--- START Raw data ---

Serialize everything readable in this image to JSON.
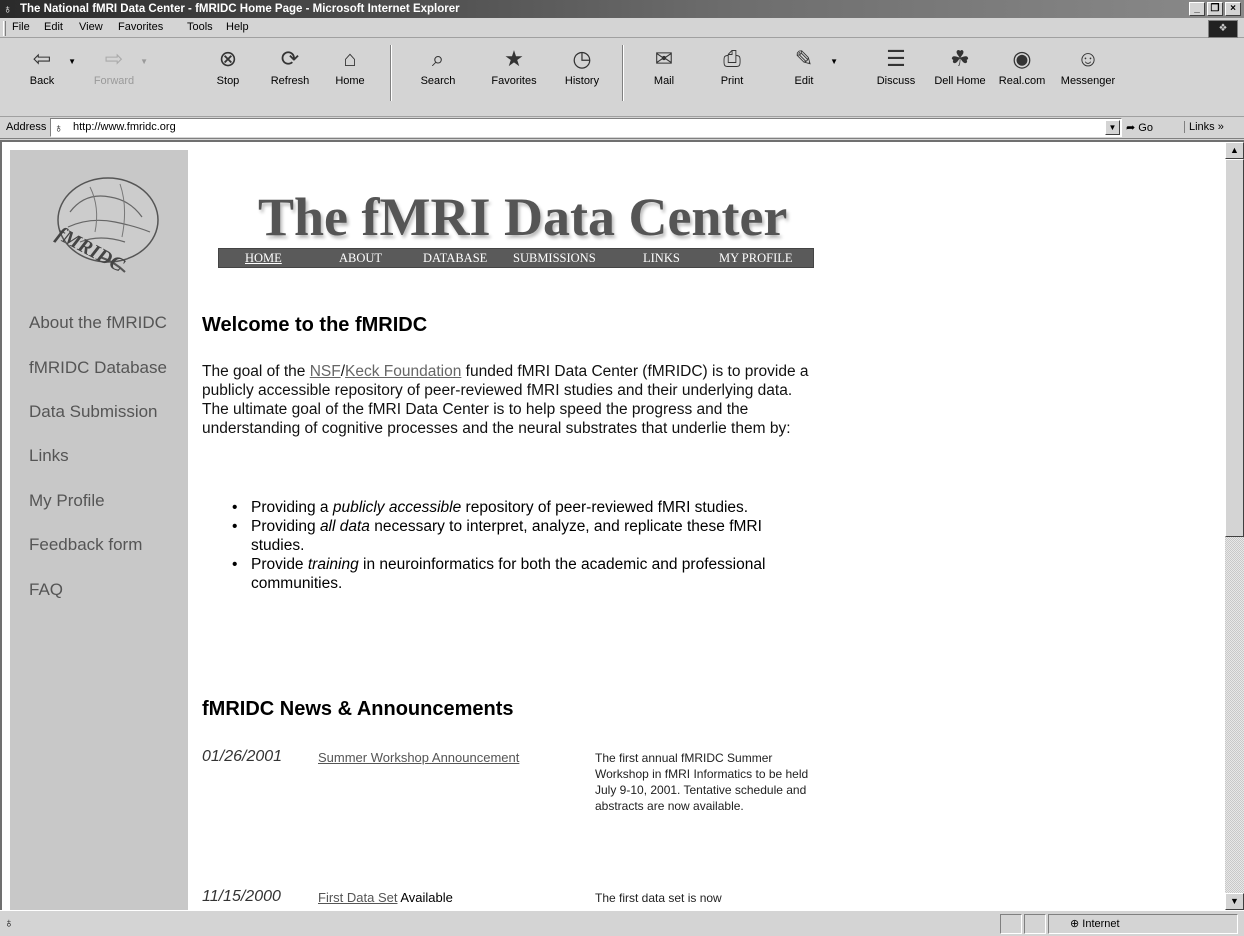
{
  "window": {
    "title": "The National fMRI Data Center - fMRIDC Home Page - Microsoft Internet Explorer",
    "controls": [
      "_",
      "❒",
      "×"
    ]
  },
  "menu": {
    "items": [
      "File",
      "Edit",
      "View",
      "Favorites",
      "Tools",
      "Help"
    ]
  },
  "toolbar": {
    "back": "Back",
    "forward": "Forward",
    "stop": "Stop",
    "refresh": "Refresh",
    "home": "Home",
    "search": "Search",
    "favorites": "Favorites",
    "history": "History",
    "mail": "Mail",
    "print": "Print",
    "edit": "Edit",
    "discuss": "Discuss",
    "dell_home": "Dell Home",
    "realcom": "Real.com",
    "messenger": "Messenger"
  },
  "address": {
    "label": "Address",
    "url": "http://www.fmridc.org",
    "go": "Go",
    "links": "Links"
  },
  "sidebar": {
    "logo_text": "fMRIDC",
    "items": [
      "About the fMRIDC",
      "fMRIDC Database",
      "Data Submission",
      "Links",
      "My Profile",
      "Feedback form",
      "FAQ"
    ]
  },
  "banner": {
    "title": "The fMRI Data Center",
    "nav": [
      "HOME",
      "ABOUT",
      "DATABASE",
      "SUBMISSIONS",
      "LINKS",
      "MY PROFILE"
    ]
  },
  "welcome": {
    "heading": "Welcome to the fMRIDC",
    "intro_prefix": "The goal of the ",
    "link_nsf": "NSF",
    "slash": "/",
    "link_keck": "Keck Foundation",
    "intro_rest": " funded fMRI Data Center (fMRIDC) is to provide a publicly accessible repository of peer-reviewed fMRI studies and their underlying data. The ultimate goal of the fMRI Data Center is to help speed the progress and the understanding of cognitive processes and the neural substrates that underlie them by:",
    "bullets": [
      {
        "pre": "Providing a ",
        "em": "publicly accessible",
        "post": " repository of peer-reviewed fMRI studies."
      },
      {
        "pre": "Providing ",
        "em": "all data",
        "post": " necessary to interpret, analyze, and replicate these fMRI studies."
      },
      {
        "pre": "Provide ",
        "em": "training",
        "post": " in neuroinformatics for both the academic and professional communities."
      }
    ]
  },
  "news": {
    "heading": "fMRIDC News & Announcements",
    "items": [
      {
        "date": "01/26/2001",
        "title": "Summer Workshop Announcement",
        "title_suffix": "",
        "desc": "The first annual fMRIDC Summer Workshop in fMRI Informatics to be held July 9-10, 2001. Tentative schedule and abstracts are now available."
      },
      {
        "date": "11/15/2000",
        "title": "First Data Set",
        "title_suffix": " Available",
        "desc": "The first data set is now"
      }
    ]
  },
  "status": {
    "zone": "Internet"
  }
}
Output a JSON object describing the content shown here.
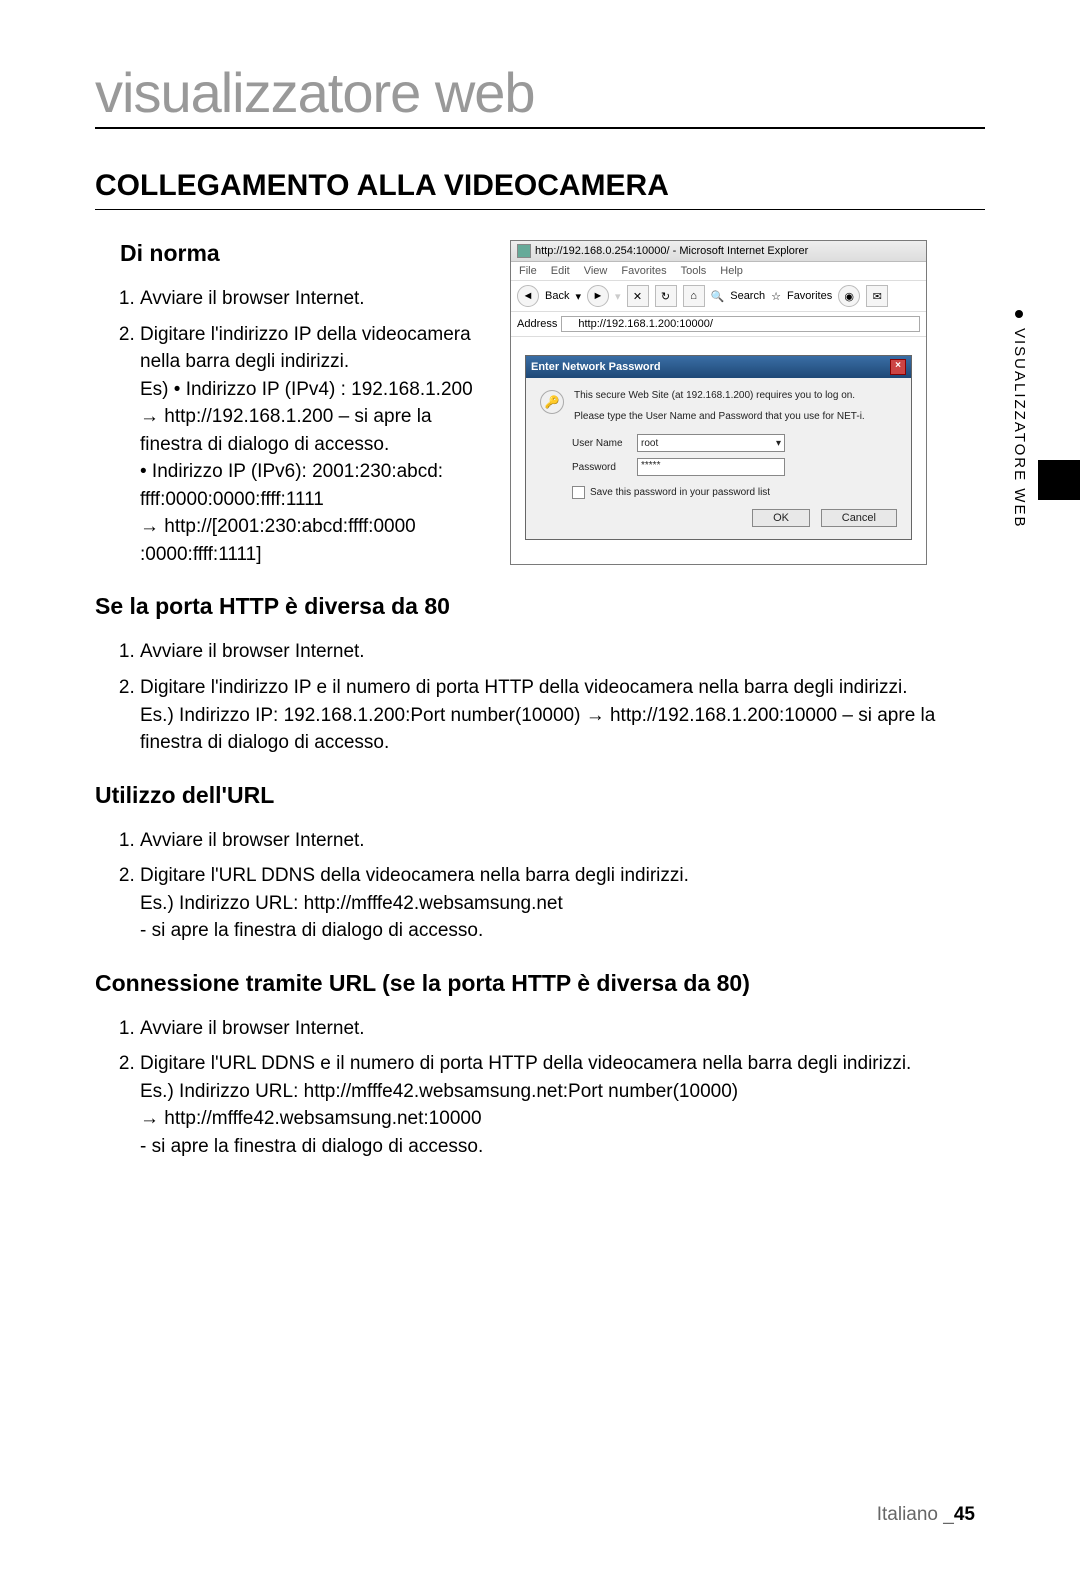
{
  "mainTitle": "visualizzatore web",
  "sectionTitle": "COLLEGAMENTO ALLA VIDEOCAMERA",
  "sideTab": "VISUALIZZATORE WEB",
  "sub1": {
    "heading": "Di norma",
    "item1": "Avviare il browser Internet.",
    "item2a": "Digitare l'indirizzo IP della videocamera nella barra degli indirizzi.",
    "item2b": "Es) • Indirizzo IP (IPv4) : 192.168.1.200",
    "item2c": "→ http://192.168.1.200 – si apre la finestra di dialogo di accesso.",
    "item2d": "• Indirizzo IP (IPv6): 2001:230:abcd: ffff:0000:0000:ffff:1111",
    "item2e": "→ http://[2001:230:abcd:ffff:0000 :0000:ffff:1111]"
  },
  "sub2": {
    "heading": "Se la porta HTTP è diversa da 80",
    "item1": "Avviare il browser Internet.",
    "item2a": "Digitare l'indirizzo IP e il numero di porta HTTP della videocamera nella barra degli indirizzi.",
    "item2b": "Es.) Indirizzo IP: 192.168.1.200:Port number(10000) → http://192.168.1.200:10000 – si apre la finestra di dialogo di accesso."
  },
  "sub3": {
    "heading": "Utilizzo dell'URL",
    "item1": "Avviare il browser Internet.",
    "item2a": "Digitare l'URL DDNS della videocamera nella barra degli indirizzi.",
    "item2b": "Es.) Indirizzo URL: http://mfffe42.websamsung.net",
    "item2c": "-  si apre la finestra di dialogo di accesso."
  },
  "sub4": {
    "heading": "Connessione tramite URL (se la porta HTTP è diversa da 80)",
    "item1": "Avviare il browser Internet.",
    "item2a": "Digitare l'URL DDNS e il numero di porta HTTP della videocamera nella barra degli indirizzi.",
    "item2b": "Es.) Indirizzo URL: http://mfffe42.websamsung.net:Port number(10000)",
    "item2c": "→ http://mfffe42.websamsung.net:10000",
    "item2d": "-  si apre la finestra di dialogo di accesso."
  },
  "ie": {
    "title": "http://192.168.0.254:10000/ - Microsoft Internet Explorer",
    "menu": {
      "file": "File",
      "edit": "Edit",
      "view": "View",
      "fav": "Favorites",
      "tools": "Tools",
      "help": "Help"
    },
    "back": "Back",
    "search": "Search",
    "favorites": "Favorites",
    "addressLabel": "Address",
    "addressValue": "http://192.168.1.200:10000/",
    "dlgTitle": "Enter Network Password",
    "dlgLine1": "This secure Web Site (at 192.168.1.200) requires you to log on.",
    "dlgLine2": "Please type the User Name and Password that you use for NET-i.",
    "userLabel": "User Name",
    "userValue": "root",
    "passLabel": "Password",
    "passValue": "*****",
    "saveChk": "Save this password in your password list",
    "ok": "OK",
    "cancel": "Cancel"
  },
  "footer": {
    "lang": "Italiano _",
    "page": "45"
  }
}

--- END Raw data ---

Problem description: Set the entries down again exactly. Do not include the images.

Finished exercise:
Serialize everything readable in this image to JSON.
{
  "window": {
    "title": "The National fMRI Data Center - fMRIDC Home Page - Microsoft Internet Explorer",
    "controls": [
      "_",
      "❒",
      "×"
    ]
  },
  "menu": {
    "items": [
      "File",
      "Edit",
      "View",
      "Favorites",
      "Tools",
      "Help"
    ]
  },
  "toolbar": {
    "back": "Back",
    "forward": "Forward",
    "stop": "Stop",
    "refresh": "Refresh",
    "home": "Home",
    "search": "Search",
    "favorites": "Favorites",
    "history": "History",
    "mail": "Mail",
    "print": "Print",
    "edit": "Edit",
    "discuss": "Discuss",
    "dell_home": "Dell Home",
    "realcom": "Real.com",
    "messenger": "Messenger"
  },
  "address": {
    "label": "Address",
    "url": "http://www.fmridc.org",
    "go": "Go",
    "links": "Links"
  },
  "sidebar": {
    "logo_text": "fMRIDC",
    "items": [
      "About the fMRIDC",
      "fMRIDC Database",
      "Data Submission",
      "Links",
      "My Profile",
      "Feedback form",
      "FAQ"
    ]
  },
  "banner": {
    "title": "The fMRI Data Center",
    "nav": [
      "HOME",
      "ABOUT",
      "DATABASE",
      "SUBMISSIONS",
      "LINKS",
      "MY PROFILE"
    ]
  },
  "welcome": {
    "heading": "Welcome to the fMRIDC",
    "intro_prefix": "The goal of the ",
    "link_nsf": "NSF",
    "slash": "/",
    "link_keck": "Keck Foundation",
    "intro_rest": " funded fMRI Data Center (fMRIDC) is to provide a publicly accessible repository of peer-reviewed fMRI studies and their underlying data. The ultimate goal of the fMRI Data Center is to help speed the progress and the understanding of cognitive processes and the neural substrates that underlie them by:",
    "bullets": [
      {
        "pre": "Providing a ",
        "em": "publicly accessible",
        "post": " repository of peer-reviewed fMRI studies."
      },
      {
        "pre": "Providing ",
        "em": "all data",
        "post": " necessary to interpret, analyze, and replicate these fMRI studies."
      },
      {
        "pre": "Provide ",
        "em": "training",
        "post": " in neuroinformatics for both the academic and professional communities."
      }
    ]
  },
  "news": {
    "heading": "fMRIDC News & Announcements",
    "items": [
      {
        "date": "01/26/2001",
        "title": "Summer Workshop Announcement",
        "title_suffix": "",
        "desc": "The first annual fMRIDC Summer Workshop in fMRI Informatics to be held July 9-10, 2001. Tentative schedule and abstracts are now available."
      },
      {
        "date": "11/15/2000",
        "title": "First Data Set",
        "title_suffix": " Available",
        "desc": "The first data set is now"
      }
    ]
  },
  "status": {
    "zone": "Internet"
  }
}
Output a JSON object describing the content shown here.
{
  "mainTitle": "visualizzatore web",
  "sectionTitle": "COLLEGAMENTO ALLA VIDEOCAMERA",
  "sideTab": "VISUALIZZATORE WEB",
  "sub1": {
    "heading": "Di norma",
    "item1": "Avviare il browser Internet.",
    "item2a": "Digitare l'indirizzo IP della videocamera nella barra degli indirizzi.",
    "item2b": "Es) • Indirizzo IP (IPv4) : 192.168.1.200",
    "item2c": "→ http://192.168.1.200 – si apre la finestra di dialogo di accesso.",
    "item2d": "• Indirizzo IP (IPv6): 2001:230:abcd: ffff:0000:0000:ffff:1111",
    "item2e": "→ http://[2001:230:abcd:ffff:0000 :0000:ffff:1111]"
  },
  "sub2": {
    "heading": "Se la porta HTTP è diversa da 80",
    "item1": "Avviare il browser Internet.",
    "item2a": "Digitare l'indirizzo IP e il numero di porta HTTP della videocamera nella barra degli indirizzi.",
    "item2b": "Es.) Indirizzo IP: 192.168.1.200:Port number(10000) → http://192.168.1.200:10000 – si apre la finestra di dialogo di accesso."
  },
  "sub3": {
    "heading": "Utilizzo dell'URL",
    "item1": "Avviare il browser Internet.",
    "item2a": "Digitare l'URL DDNS della videocamera nella barra degli indirizzi.",
    "item2b": "Es.) Indirizzo URL: http://mfffe42.websamsung.net",
    "item2c": "-  si apre la finestra di dialogo di accesso."
  },
  "sub4": {
    "heading": "Connessione tramite URL (se la porta HTTP è diversa da 80)",
    "item1": "Avviare il browser Internet.",
    "item2a": "Digitare l'URL DDNS e il numero di porta HTTP della videocamera nella barra degli indirizzi.",
    "item2b": "Es.) Indirizzo URL: http://mfffe42.websamsung.net:Port number(10000)",
    "item2c": "→ http://mfffe42.websamsung.net:10000",
    "item2d": "-  si apre la finestra di dialogo di accesso."
  },
  "ie": {
    "title": "http://192.168.0.254:10000/ - Microsoft Internet Explorer",
    "menu": {
      "file": "File",
      "edit": "Edit",
      "view": "View",
      "fav": "Favorites",
      "tools": "Tools",
      "help": "Help"
    },
    "back": "Back",
    "search": "Search",
    "favorites": "Favorites",
    "addressLabel": "Address",
    "addressValue": "http://192.168.1.200:10000/",
    "dlgTitle": "Enter Network Password",
    "dlgLine1": "This secure Web Site (at 192.168.1.200) requires you to log on.",
    "dlgLine2": "Please type the User Name and Password that you use for NET-i.",
    "userLabel": "User Name",
    "userValue": "root",
    "passLabel": "Password",
    "passValue": "*****",
    "saveChk": "Save this password in your password list",
    "ok": "OK",
    "cancel": "Cancel"
  },
  "footer": {
    "lang": "Italiano _",
    "page": "45"
  }
}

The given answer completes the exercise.